EXERCISE GOAL> What is wanted is an exact restatement of the lines from the one with "Give me the" through the one with "What's the underlying", both included, and of no other lines.

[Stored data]
------------------------------------------------------------
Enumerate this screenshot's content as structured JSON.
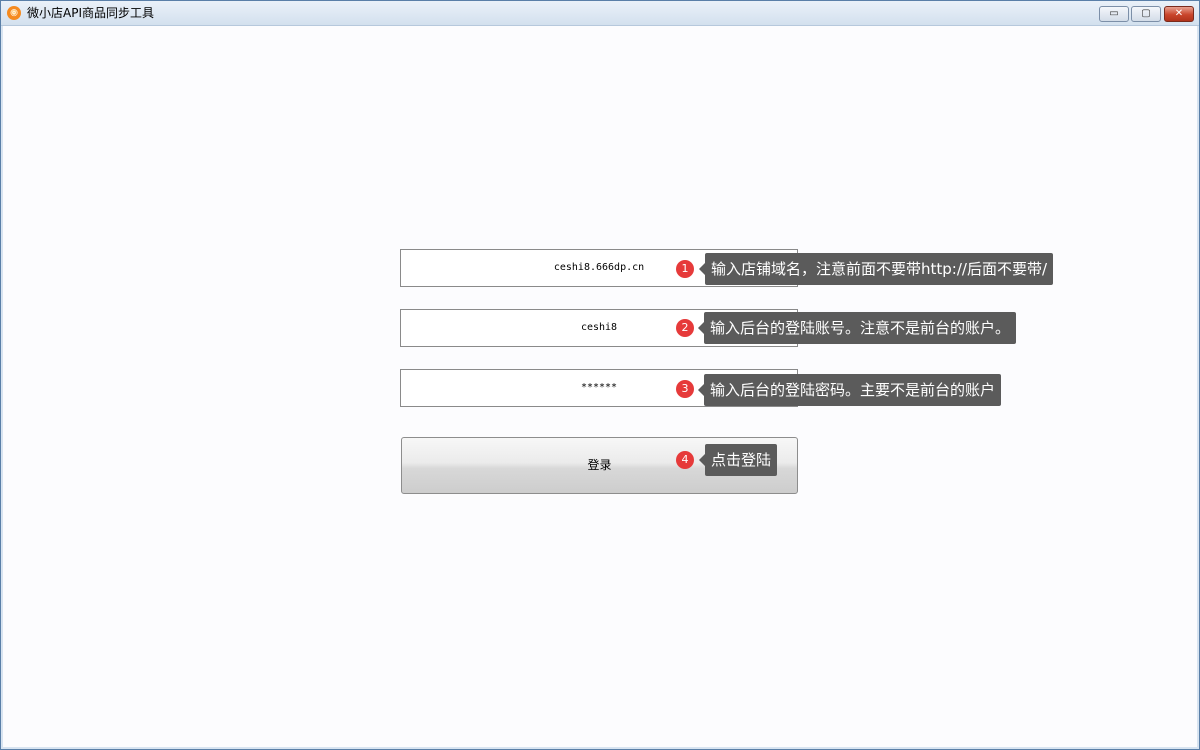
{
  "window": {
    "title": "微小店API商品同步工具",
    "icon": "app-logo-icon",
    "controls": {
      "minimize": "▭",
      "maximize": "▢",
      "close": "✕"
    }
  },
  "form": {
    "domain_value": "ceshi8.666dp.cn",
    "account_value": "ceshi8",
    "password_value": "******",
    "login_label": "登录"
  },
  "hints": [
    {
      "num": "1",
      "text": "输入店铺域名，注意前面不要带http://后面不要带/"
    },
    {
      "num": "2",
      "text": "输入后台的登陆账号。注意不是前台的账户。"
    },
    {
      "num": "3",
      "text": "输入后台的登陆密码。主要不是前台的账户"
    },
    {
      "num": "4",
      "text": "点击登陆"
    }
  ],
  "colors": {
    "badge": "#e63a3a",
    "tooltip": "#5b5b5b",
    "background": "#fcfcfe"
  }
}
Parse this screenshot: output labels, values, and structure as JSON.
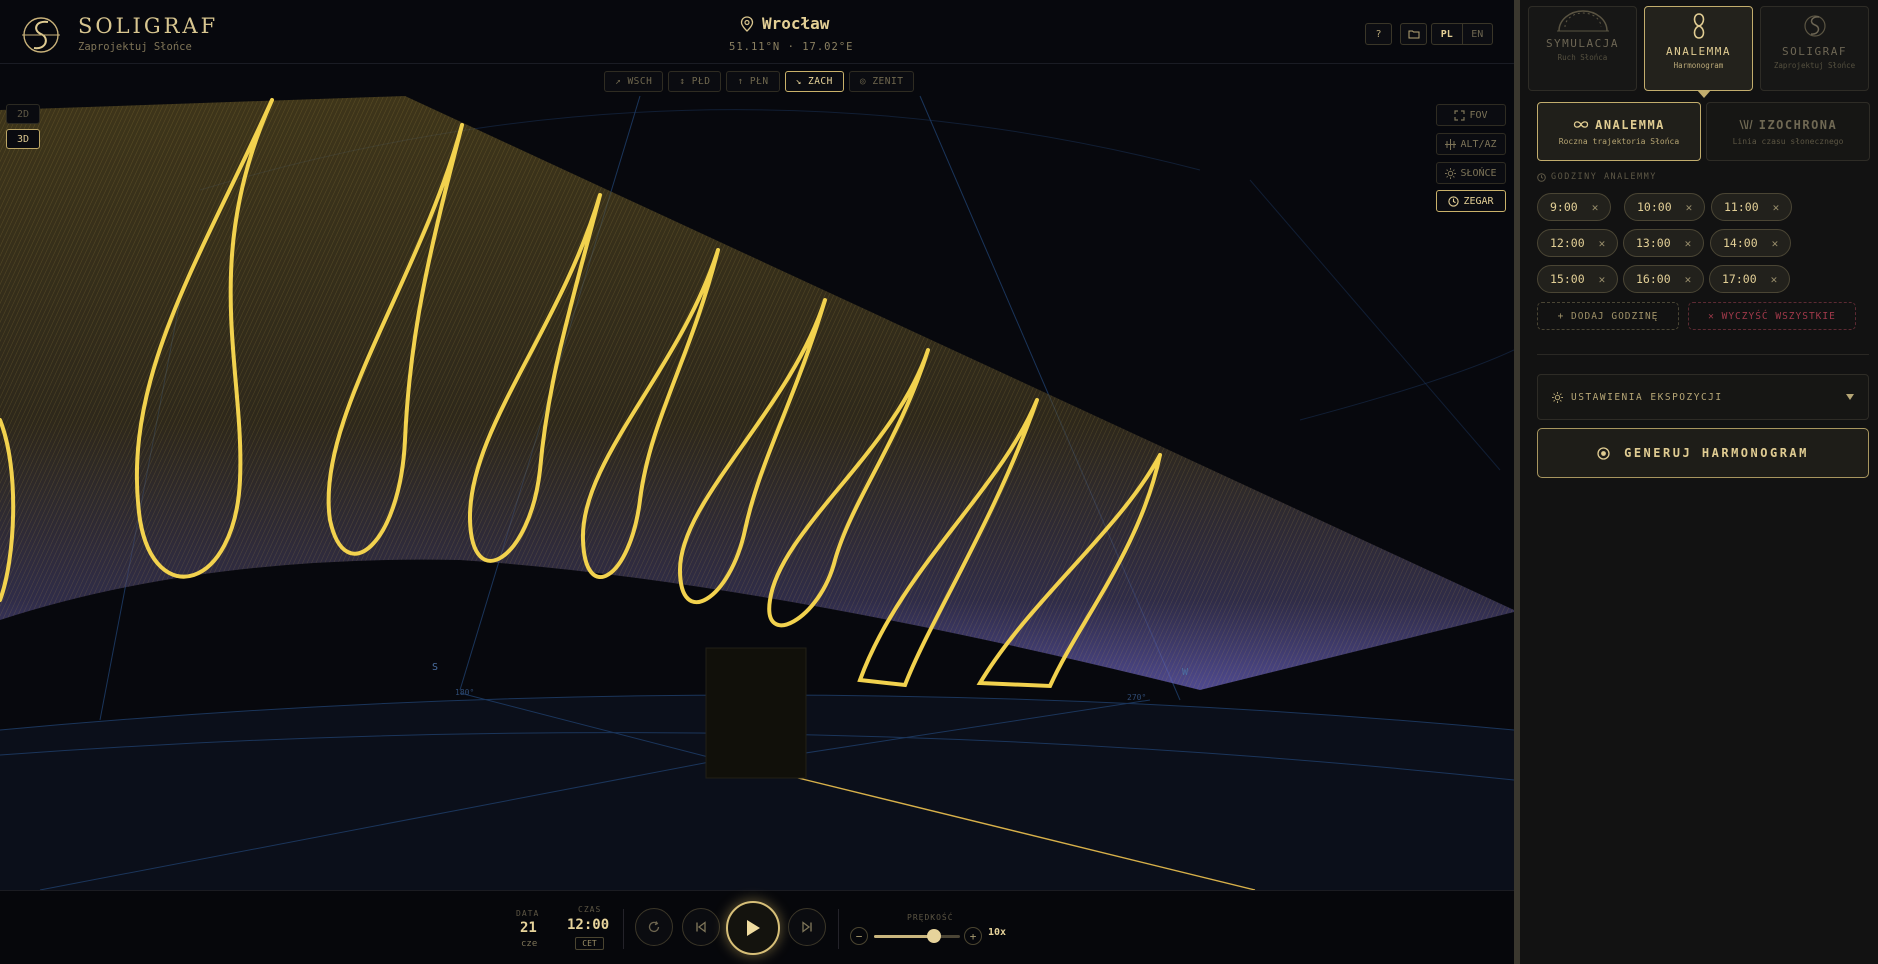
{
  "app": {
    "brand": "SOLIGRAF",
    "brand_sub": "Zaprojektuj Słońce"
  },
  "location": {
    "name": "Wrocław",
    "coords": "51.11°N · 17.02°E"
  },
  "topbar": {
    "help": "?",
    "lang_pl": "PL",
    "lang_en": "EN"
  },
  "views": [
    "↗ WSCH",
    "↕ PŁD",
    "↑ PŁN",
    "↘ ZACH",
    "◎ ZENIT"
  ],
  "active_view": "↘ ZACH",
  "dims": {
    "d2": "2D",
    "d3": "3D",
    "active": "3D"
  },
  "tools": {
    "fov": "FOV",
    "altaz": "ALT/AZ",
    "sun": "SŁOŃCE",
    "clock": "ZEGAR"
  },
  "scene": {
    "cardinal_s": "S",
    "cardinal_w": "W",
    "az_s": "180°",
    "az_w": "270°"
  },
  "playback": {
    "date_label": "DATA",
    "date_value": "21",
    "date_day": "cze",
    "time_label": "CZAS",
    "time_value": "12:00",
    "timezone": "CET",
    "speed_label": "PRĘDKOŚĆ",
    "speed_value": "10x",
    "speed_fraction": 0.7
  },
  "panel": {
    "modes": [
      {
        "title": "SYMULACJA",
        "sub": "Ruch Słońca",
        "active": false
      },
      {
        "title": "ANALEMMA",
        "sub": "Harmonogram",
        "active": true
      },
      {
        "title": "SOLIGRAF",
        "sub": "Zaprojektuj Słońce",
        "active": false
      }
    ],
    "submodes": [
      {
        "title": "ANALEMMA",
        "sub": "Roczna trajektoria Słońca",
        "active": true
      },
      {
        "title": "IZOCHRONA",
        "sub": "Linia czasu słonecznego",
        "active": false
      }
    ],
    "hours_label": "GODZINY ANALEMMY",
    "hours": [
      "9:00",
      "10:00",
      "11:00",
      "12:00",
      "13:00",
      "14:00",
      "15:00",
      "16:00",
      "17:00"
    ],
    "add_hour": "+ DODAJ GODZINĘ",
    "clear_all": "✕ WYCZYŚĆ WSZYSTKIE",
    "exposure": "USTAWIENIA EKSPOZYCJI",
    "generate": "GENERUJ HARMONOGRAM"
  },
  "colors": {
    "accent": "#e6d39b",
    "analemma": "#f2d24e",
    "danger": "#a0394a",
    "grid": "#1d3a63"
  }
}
------------------------------------------------------------
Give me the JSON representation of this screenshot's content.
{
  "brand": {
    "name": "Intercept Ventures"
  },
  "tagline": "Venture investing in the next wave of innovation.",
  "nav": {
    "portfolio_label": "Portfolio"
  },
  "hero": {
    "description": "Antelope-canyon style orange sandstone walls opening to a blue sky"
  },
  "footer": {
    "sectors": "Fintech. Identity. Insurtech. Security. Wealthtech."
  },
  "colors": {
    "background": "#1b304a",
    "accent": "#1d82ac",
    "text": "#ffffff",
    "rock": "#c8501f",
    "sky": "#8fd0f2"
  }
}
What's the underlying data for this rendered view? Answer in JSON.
------------------------------------------------------------
TASK SOLUTION>
Give me the JSON representation of this screenshot's content.
{
  "brand": {
    "name": "Intercept Ventures"
  },
  "tagline": "Venture investing in the next wave of innovation.",
  "nav": {
    "portfolio_label": "Portfolio"
  },
  "hero": {
    "description": "Antelope-canyon style orange sandstone walls opening to a blue sky"
  },
  "footer": {
    "sectors": "Fintech. Identity. Insurtech. Security. Wealthtech."
  },
  "colors": {
    "background": "#1b304a",
    "accent": "#1d82ac",
    "text": "#ffffff",
    "rock": "#c8501f",
    "sky": "#8fd0f2"
  }
}
What's the underlying data for this rendered view? Answer in JSON.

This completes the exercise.